▶ **What is asked**
Return each line holding the string "collage".

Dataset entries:
----------

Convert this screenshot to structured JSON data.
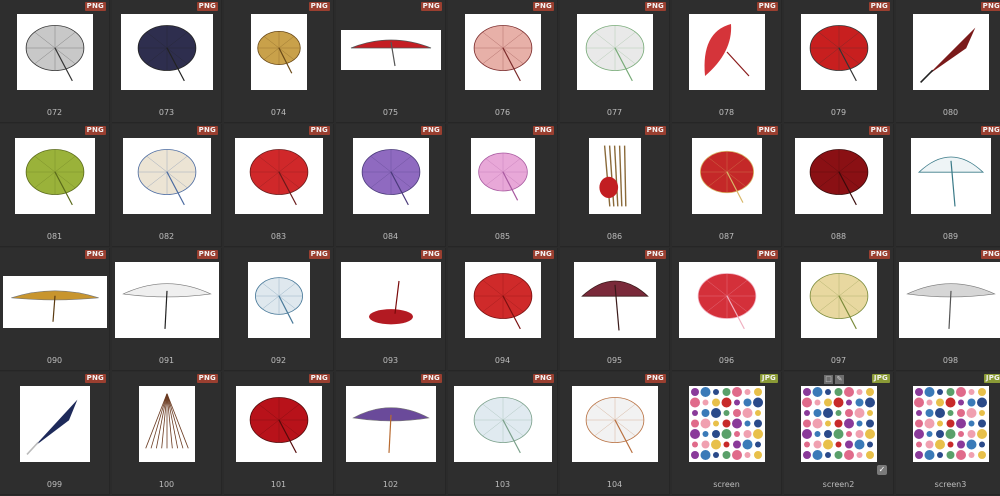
{
  "colors": {
    "background": "#2b2b2b",
    "cell": "#2e2e2e",
    "png_badge": "#9a3f30",
    "jpg_badge": "#8a9a36",
    "label": "#bdbdbd"
  },
  "items": [
    {
      "label": "072",
      "type": "PNG",
      "icon": "umbrella-gray-open-icon"
    },
    {
      "label": "073",
      "type": "PNG",
      "icon": "umbrella-navy-open-icon"
    },
    {
      "label": "074",
      "type": "PNG",
      "icon": "umbrella-gold-lotus-icon"
    },
    {
      "label": "075",
      "type": "PNG",
      "icon": "umbrella-red-side-icon"
    },
    {
      "label": "076",
      "type": "PNG",
      "icon": "umbrella-pink-open-icon"
    },
    {
      "label": "077",
      "type": "PNG",
      "icon": "umbrella-white-striped-icon"
    },
    {
      "label": "078",
      "type": "PNG",
      "icon": "umbrella-red-tilted-icon"
    },
    {
      "label": "079",
      "type": "PNG",
      "icon": "umbrella-red-small-icon"
    },
    {
      "label": "080",
      "type": "PNG",
      "icon": "umbrella-closed-dark-red-icon"
    },
    {
      "label": "081",
      "type": "PNG",
      "icon": "umbrella-green-open-icon"
    },
    {
      "label": "082",
      "type": "PNG",
      "icon": "umbrella-floral-white-icon"
    },
    {
      "label": "083",
      "type": "PNG",
      "icon": "umbrella-red-open-icon"
    },
    {
      "label": "084",
      "type": "PNG",
      "icon": "umbrella-purple-open-icon"
    },
    {
      "label": "085",
      "type": "PNG",
      "icon": "umbrella-pink-top-icon"
    },
    {
      "label": "086",
      "type": "PNG",
      "icon": "umbrella-bundle-icon"
    },
    {
      "label": "087",
      "type": "PNG",
      "icon": "umbrella-red-floral-icon"
    },
    {
      "label": "088",
      "type": "PNG",
      "icon": "umbrella-dark-red-large-icon"
    },
    {
      "label": "089",
      "type": "PNG",
      "icon": "umbrella-blue-side-icon"
    },
    {
      "label": "090",
      "type": "PNG",
      "icon": "umbrella-ochre-flat-icon"
    },
    {
      "label": "091",
      "type": "PNG",
      "icon": "umbrella-white-ink-icon"
    },
    {
      "label": "092",
      "type": "PNG",
      "icon": "umbrella-blue-smoke-icon"
    },
    {
      "label": "093",
      "type": "PNG",
      "icon": "umbrella-red-low-icon"
    },
    {
      "label": "094",
      "type": "PNG",
      "icon": "umbrella-red-ribbed-icon"
    },
    {
      "label": "095",
      "type": "PNG",
      "icon": "umbrella-maroon-side-icon"
    },
    {
      "label": "096",
      "type": "PNG",
      "icon": "umbrella-red-peony-icon"
    },
    {
      "label": "097",
      "type": "PNG",
      "icon": "umbrella-beige-floral-icon"
    },
    {
      "label": "098",
      "type": "PNG",
      "icon": "umbrella-gray-flat-icon"
    },
    {
      "label": "099",
      "type": "PNG",
      "icon": "umbrella-closed-navy-icon"
    },
    {
      "label": "100",
      "type": "PNG",
      "icon": "umbrella-frame-icon"
    },
    {
      "label": "101",
      "type": "PNG",
      "icon": "umbrella-red-tiny-icon"
    },
    {
      "label": "102",
      "type": "PNG",
      "icon": "umbrella-purple-flat-icon"
    },
    {
      "label": "103",
      "type": "PNG",
      "icon": "umbrella-striped-large-icon"
    },
    {
      "label": "104",
      "type": "PNG",
      "icon": "umbrella-white-tall-icon"
    },
    {
      "label": "screen",
      "type": "JPG",
      "icon": "collage-red-icon"
    },
    {
      "label": "screen2",
      "type": "JPG",
      "icon": "collage-blue-icon"
    },
    {
      "label": "screen3",
      "type": "JPG",
      "icon": "collage-mixed-icon"
    }
  ]
}
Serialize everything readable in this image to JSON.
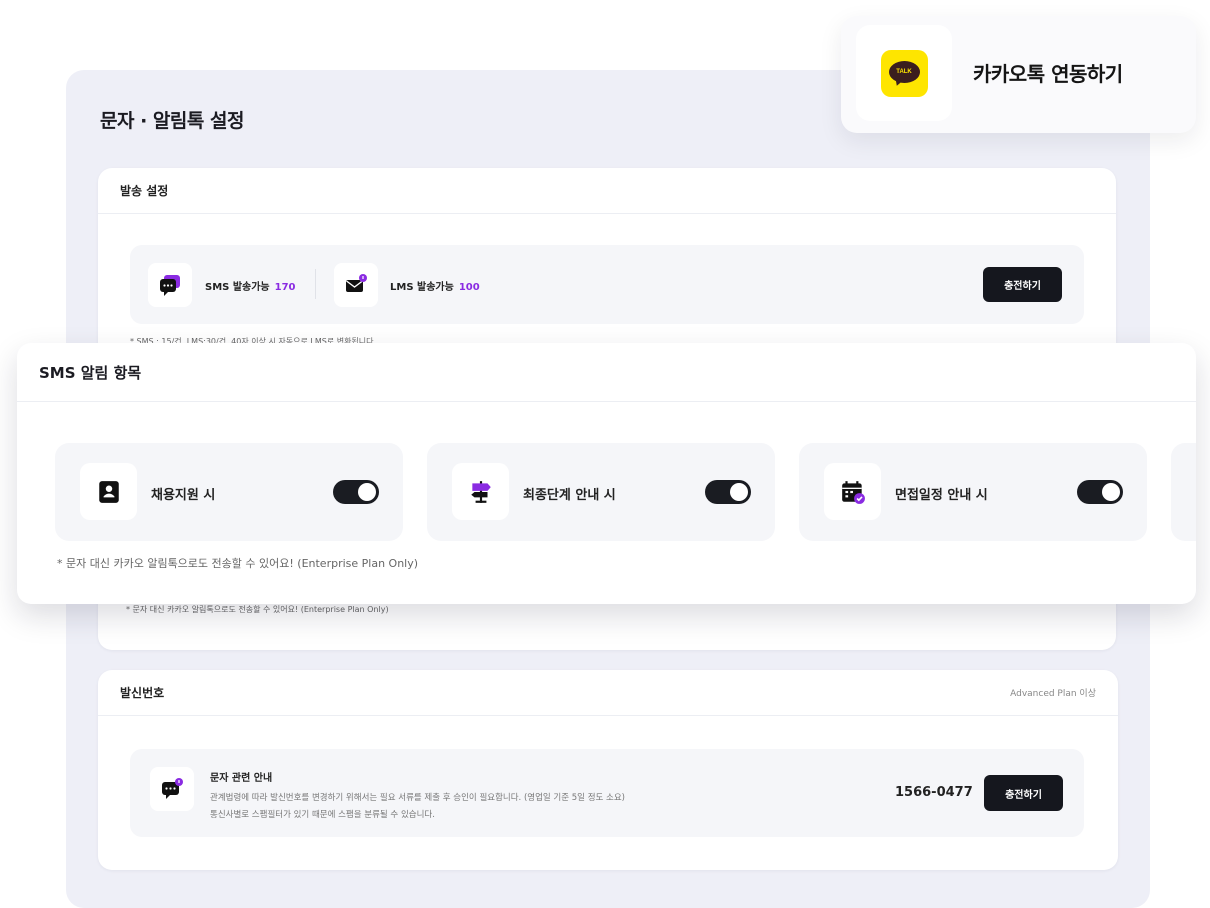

----------

▶ **Worked solution**
      "icon": "collage-red-icon"
      "icon": "collage-blue-icon"
      "icon": "collage-mixed-icon"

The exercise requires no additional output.